Stored entries

- - - -

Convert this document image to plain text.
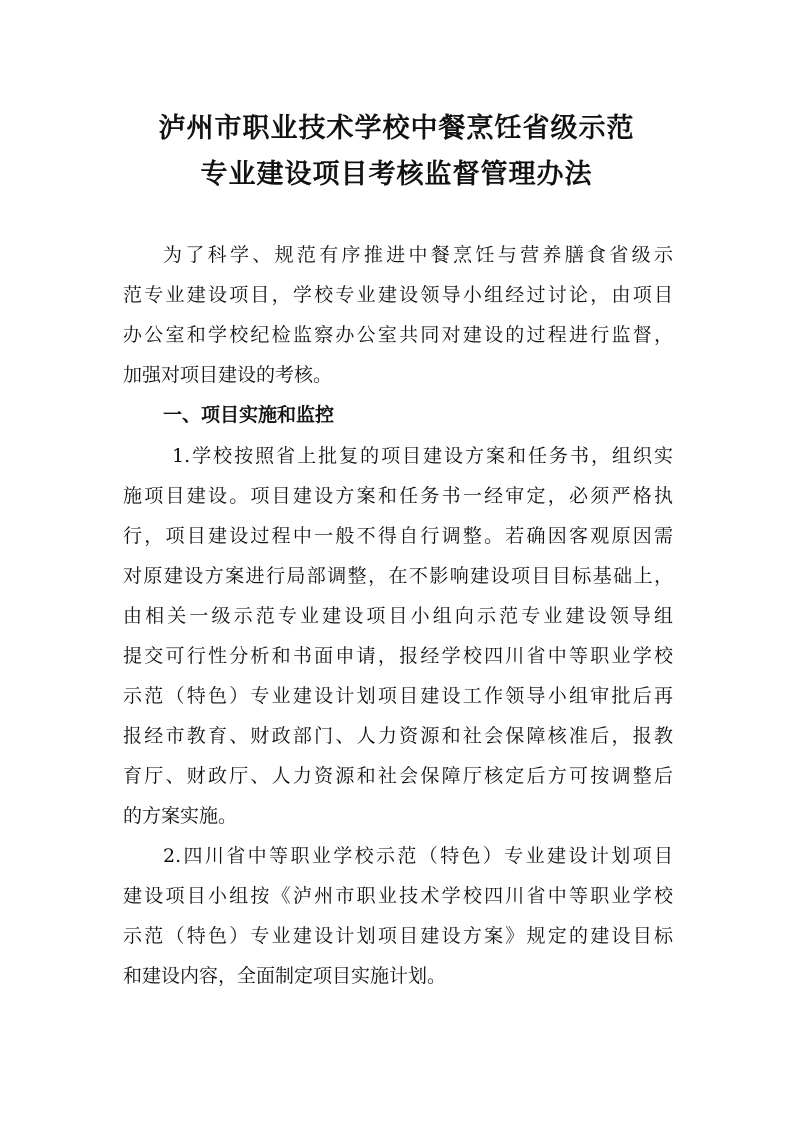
泸州市职业技术学校中餐烹饪省级示范
专业建设项目考核监督管理办法
为了科学、规范有序推进中餐烹饪与营养膳食省级示
范专业建设项目，学校专业建设领导小组经过讨论，由项目
办公室和学校纪检监察办公室共同对建设的过程进行监督，
加强对项目建设的考核。
一、项目实施和监控
1.学校按照省上批复的项目建设方案和任务书，组织实
施项目建设。项目建设方案和任务书一经审定，必须严格执
行，项目建设过程中一般不得自行调整。若确因客观原因需
对原建设方案进行局部调整，在不影响建设项目目标基础上，
由相关一级示范专业建设项目小组向示范专业建设领导组
提交可行性分析和书面申请，报经学校四川省中等职业学校
示范（特色）专业建设计划项目建设工作领导小组审批后再
报经市教育、财政部门、人力资源和社会保障核准后，报教
育厅、财政厅、人力资源和社会保障厅核定后方可按调整后
的方案实施。
2.四川省中等职业学校示范（特色）专业建设计划项目
建设项目小组按《泸州市职业技术学校四川省中等职业学校
示范（特色）专业建设计划项目建设方案》规定的建设目标
和建设内容，全面制定项目实施计划。
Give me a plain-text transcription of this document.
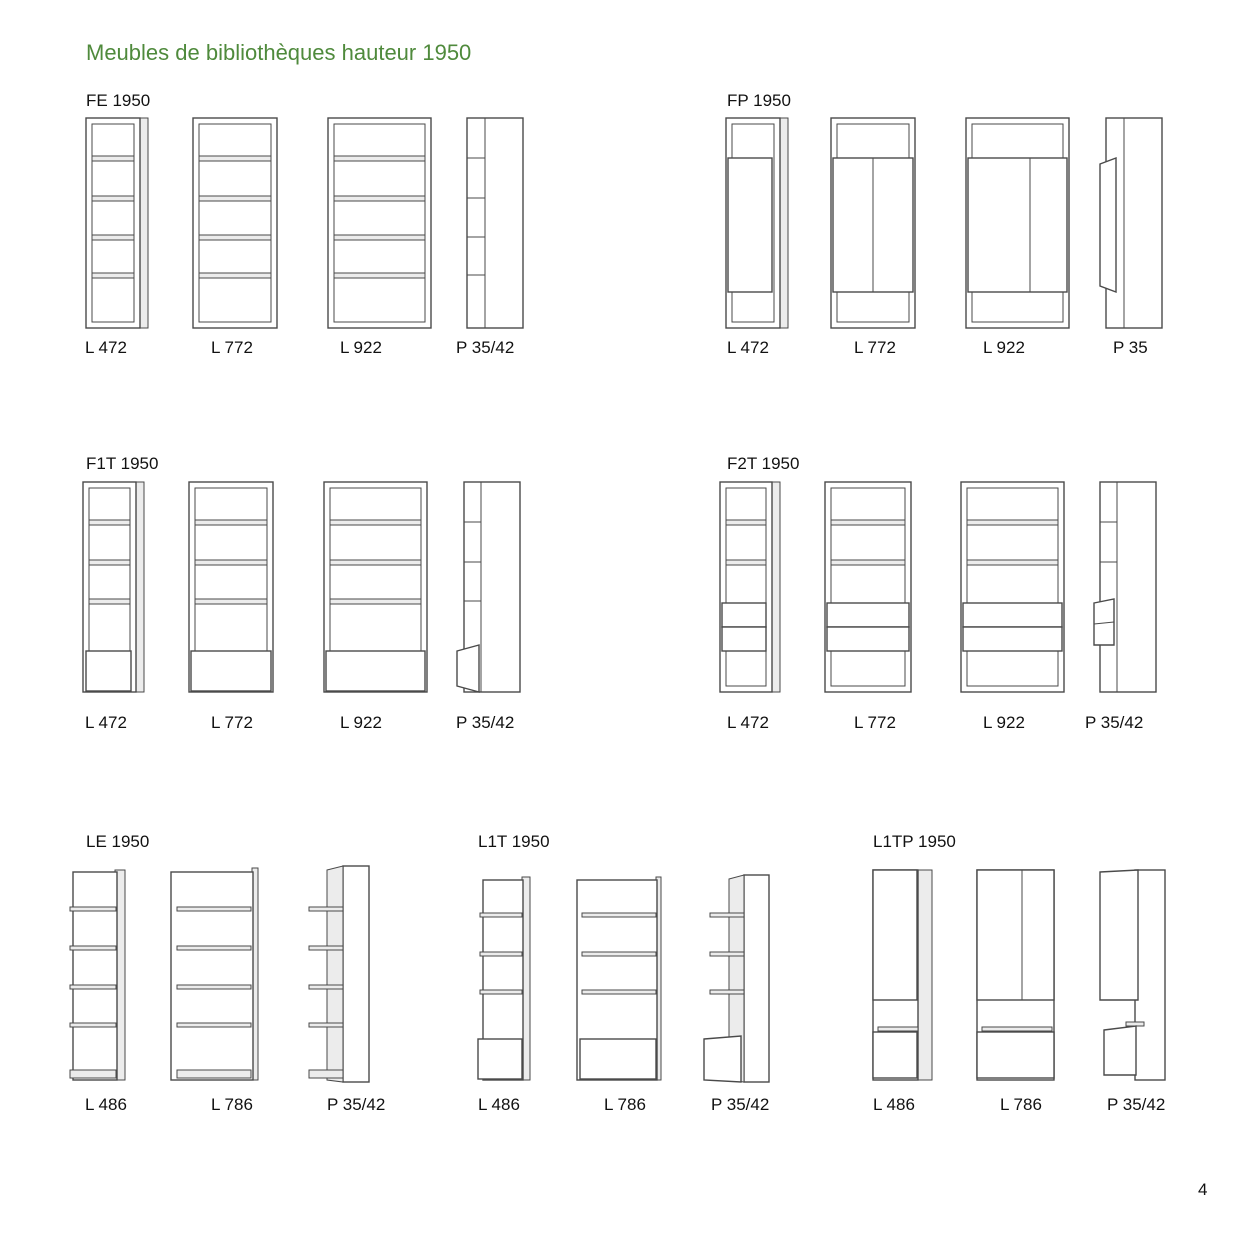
Meubles de bibliothèques hauteur 1950
FE 1950	FP 1950
F1T 1950	F2T 1950
LE 1950	L1T 1950	L1TP 1950
L 472	L 772	L 922	P 35/42	L 472	L 772	L 922	P 35
L 472	L 772	L 922	P 35/42	L 472	L 772	L 922	P 35/42
L 486	L 786	P 35/42	L 486	L 786	P 35/42	L 486	L 786	P 35/42
4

- - - -

● **Task prompt**:
Reproduce the material above exactly, but only from the line with "Give me a plain-text" through its last line, leaving pictures out.

● **Written solution**:
Give me a plain-text transcription of this document.
Meubles de bibliothèques hauteur 1950
FE 1950	FP 1950
F1T 1950	F2T 1950
LE 1950	L1T 1950	L1TP 1950
L 472	L 772	L 922	P 35/42	L 472	L 772	L 922	P 35
L 472	L 772	L 922	P 35/42	L 472	L 772	L 922	P 35/42
L 486	L 786	P 35/42	L 486	L 786	P 35/42	L 486	L 786	P 35/42
4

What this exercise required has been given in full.